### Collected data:
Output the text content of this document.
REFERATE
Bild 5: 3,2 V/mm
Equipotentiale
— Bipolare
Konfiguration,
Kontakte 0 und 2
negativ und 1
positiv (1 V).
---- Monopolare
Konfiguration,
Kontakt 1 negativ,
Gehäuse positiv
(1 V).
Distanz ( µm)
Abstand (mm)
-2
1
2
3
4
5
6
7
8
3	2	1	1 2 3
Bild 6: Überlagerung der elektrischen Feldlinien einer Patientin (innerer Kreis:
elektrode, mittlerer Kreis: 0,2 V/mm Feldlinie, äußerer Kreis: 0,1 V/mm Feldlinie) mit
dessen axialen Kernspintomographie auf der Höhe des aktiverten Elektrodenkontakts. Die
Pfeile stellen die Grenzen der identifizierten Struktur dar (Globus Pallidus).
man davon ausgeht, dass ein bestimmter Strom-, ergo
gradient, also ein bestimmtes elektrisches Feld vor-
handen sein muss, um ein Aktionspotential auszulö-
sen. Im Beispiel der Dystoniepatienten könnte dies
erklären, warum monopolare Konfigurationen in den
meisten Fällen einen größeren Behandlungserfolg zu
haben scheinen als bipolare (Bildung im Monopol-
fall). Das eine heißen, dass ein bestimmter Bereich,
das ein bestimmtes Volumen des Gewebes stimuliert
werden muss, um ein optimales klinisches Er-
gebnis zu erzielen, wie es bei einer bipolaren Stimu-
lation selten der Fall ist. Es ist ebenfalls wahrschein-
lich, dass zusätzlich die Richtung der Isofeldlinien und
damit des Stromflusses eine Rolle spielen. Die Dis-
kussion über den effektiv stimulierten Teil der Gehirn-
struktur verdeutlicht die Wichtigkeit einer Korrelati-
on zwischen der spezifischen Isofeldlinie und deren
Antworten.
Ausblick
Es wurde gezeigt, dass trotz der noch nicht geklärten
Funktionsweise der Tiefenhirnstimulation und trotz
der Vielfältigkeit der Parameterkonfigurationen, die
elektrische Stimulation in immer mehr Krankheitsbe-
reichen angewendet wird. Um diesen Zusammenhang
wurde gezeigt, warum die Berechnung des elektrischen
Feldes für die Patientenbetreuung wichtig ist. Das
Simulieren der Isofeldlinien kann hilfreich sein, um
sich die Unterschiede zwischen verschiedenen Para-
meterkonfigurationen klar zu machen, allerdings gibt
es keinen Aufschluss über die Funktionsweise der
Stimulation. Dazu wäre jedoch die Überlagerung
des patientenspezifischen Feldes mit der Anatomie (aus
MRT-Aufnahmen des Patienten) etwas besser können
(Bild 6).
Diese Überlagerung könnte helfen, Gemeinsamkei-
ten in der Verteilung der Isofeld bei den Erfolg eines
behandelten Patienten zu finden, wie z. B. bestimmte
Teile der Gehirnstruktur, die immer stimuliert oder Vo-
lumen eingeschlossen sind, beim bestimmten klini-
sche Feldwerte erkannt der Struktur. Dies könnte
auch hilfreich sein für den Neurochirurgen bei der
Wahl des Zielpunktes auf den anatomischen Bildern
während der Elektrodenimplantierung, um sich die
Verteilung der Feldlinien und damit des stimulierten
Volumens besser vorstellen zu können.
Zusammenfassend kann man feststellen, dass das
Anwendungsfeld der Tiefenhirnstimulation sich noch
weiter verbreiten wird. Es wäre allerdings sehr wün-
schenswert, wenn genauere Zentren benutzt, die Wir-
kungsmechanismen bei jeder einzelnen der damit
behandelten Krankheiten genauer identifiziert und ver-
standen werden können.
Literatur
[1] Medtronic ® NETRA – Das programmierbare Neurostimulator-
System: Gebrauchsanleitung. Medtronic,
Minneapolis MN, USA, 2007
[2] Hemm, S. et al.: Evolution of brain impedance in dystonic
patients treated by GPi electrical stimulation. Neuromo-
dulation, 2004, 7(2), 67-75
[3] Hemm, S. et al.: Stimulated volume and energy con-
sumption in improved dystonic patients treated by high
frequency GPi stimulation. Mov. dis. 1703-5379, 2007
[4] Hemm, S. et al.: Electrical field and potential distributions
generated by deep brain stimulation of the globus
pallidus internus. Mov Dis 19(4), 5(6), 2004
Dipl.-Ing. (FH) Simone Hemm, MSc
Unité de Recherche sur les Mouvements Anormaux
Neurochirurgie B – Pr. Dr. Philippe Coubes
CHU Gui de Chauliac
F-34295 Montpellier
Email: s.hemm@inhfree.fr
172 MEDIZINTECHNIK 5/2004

### What you are asked to do:
If a line in the entries includes the word "warum", copy that line out.

### Response:
erklären, warum monopolare Konfigurationen in den
wurde gezeigt, warum die Berechnung des elektrischen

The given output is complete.